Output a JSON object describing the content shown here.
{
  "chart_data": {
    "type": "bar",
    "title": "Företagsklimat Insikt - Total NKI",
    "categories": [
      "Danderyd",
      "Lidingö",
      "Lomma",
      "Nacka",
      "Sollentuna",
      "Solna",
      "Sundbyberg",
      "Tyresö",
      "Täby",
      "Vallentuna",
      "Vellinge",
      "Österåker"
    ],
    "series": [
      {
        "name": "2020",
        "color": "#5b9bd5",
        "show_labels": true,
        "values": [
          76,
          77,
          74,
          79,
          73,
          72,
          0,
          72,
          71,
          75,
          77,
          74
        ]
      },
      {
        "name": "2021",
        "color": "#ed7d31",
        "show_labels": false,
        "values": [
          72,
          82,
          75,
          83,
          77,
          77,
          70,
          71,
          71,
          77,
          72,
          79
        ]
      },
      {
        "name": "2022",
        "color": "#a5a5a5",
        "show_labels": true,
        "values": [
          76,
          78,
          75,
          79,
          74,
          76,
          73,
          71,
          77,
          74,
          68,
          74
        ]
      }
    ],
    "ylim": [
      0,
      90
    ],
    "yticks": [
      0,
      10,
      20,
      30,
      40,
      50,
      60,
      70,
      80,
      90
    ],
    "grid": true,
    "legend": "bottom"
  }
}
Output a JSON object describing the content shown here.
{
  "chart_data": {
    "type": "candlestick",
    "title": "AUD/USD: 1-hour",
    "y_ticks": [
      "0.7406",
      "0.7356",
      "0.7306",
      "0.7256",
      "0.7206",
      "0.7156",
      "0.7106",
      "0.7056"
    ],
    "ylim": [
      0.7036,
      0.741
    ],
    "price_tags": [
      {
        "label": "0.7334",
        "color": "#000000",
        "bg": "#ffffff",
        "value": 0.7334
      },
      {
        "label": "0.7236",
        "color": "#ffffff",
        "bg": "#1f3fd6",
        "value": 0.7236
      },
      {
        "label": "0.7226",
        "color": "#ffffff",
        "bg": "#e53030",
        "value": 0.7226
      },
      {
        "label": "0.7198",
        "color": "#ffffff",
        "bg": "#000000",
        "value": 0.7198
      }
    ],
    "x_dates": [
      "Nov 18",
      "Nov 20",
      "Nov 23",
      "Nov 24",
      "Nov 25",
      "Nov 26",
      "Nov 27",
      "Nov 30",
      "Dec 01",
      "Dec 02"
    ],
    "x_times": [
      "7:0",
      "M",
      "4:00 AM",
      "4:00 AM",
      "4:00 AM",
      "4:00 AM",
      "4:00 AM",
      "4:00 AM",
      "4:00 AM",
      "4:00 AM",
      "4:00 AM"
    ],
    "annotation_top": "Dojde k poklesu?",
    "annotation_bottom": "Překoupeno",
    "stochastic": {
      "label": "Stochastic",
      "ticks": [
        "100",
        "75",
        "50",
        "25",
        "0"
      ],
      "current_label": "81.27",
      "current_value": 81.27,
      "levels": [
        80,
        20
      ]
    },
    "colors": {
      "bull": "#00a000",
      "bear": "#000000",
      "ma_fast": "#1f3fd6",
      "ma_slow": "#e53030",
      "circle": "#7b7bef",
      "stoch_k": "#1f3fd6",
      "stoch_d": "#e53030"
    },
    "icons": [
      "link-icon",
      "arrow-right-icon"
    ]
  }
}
::::::
→ **What the task requires**:
Write every line of the material above again, exactly.

→ **Full solution**:
Output a JSON object describing the content shown here.
{
  "chart_data": {
    "type": "bar",
    "title": "Företagsklimat Insikt - Total NKI",
    "categories": [
      "Danderyd",
      "Lidingö",
      "Lomma",
      "Nacka",
      "Sollentuna",
      "Solna",
      "Sundbyberg",
      "Tyresö",
      "Täby",
      "Vallentuna",
      "Vellinge",
      "Österåker"
    ],
    "series": [
      {
        "name": "2020",
        "color": "#5b9bd5",
        "show_labels": true,
        "values": [
          76,
          77,
          74,
          79,
          73,
          72,
          0,
          72,
          71,
          75,
          77,
          74
        ]
      },
      {
        "name": "2021",
        "color": "#ed7d31",
        "show_labels": false,
        "values": [
          72,
          82,
          75,
          83,
          77,
          77,
          70,
          71,
          71,
          77,
          72,
          79
        ]
      },
      {
        "name": "2022",
        "color": "#a5a5a5",
        "show_labels": true,
        "values": [
          76,
          78,
          75,
          79,
          74,
          76,
          73,
          71,
          77,
          74,
          68,
          74
        ]
      }
    ],
    "ylim": [
      0,
      90
    ],
    "yticks": [
      0,
      10,
      20,
      30,
      40,
      50,
      60,
      70,
      80,
      90
    ],
    "grid": true,
    "legend": "bottom"
  }
}
Output a JSON object describing the content shown here.
{
  "chart_data": {
    "type": "candlestick",
    "title": "AUD/USD: 1-hour",
    "y_ticks": [
      "0.7406",
      "0.7356",
      "0.7306",
      "0.7256",
      "0.7206",
      "0.7156",
      "0.7106",
      "0.7056"
    ],
    "ylim": [
      0.7036,
      0.741
    ],
    "price_tags": [
      {
        "label": "0.7334",
        "color": "#000000",
        "bg": "#ffffff",
        "value": 0.7334
      },
      {
        "label": "0.7236",
        "color": "#ffffff",
        "bg": "#1f3fd6",
        "value": 0.7236
      },
      {
        "label": "0.7226",
        "color": "#ffffff",
        "bg": "#e53030",
        "value": 0.7226
      },
      {
        "label": "0.7198",
        "color": "#ffffff",
        "bg": "#000000",
        "value": 0.7198
      }
    ],
    "x_dates": [
      "Nov 18",
      "Nov 20",
      "Nov 23",
      "Nov 24",
      "Nov 25",
      "Nov 26",
      "Nov 27",
      "Nov 30",
      "Dec 01",
      "Dec 02"
    ],
    "x_times": [
      "7:0",
      "M",
      "4:00 AM",
      "4:00 AM",
      "4:00 AM",
      "4:00 AM",
      "4:00 AM",
      "4:00 AM",
      "4:00 AM",
      "4:00 AM",
      "4:00 AM"
    ],
    "annotation_top": "Dojde k poklesu?",
    "annotation_bottom": "Překoupeno",
    "stochastic": {
      "label": "Stochastic",
      "ticks": [
        "100",
        "75",
        "50",
        "25",
        "0"
      ],
      "current_label": "81.27",
      "current_value": 81.27,
      "levels": [
        80,
        20
      ]
    },
    "colors": {
      "bull": "#00a000",
      "bear": "#000000",
      "ma_fast": "#1f3fd6",
      "ma_slow": "#e53030",
      "circle": "#7b7bef",
      "stoch_k": "#1f3fd6",
      "stoch_d": "#e53030"
    },
    "icons": [
      "link-icon",
      "arrow-right-icon"
    ]
  }
}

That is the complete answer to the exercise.